-------- RECORDS --------

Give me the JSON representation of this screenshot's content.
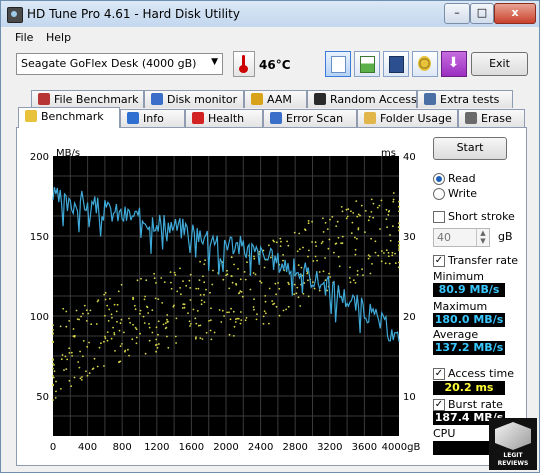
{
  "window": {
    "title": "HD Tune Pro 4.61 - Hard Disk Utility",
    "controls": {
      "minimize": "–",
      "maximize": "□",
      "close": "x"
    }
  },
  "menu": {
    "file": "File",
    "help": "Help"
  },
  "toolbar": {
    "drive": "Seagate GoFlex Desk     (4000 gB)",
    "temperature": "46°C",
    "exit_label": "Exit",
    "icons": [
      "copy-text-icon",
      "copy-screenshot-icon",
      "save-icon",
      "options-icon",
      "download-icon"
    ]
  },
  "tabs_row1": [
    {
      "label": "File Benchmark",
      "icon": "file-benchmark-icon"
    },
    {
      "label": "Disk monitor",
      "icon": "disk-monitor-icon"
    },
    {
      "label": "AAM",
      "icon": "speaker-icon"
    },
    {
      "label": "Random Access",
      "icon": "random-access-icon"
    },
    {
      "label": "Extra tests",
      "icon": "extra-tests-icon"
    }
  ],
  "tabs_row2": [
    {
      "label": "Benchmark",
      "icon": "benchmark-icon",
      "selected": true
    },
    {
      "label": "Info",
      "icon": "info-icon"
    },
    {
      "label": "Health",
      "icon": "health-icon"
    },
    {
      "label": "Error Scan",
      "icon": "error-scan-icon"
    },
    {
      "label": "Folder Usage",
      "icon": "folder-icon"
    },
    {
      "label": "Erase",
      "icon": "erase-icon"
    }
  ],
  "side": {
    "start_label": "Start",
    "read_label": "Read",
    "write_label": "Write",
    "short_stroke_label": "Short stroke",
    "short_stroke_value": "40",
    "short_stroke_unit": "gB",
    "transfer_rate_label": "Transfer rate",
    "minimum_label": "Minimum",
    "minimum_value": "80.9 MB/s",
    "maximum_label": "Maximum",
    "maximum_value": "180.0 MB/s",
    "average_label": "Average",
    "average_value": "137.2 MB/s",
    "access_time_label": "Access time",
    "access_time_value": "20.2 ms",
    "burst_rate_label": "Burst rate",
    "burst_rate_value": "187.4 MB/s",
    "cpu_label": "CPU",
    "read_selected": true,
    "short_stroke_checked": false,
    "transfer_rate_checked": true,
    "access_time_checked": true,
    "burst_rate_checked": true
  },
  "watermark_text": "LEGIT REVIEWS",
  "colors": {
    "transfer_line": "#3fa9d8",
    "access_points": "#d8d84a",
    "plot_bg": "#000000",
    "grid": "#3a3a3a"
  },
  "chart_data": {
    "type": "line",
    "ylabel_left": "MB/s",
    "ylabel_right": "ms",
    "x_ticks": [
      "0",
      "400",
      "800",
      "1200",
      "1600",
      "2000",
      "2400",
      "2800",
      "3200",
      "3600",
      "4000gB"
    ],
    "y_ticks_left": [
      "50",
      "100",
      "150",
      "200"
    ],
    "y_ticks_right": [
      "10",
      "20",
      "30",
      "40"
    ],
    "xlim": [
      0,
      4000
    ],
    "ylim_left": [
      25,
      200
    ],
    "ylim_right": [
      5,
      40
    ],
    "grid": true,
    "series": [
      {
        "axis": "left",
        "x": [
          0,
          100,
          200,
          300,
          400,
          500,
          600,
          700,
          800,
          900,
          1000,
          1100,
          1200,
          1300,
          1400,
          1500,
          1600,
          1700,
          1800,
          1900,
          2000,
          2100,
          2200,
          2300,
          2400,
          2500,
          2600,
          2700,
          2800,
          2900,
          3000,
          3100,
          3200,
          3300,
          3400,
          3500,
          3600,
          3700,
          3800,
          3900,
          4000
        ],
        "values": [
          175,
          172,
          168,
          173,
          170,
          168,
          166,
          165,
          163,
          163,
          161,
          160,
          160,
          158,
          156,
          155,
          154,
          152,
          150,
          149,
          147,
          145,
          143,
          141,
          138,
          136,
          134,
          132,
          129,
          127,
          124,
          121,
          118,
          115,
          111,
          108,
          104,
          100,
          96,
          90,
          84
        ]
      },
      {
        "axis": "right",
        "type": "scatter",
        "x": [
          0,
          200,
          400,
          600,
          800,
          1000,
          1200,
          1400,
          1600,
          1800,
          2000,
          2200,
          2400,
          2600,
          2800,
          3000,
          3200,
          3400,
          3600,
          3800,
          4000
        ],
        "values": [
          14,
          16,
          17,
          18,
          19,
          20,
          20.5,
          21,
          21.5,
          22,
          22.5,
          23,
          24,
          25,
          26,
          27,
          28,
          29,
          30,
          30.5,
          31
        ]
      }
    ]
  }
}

--------

● **YOUR INSTRUCTIONS**
Go through the entries above and copy every line containing "tests".

● **FINAL RESULT**
      "label": "Extra tests",
      "icon": "extra-tests-icon"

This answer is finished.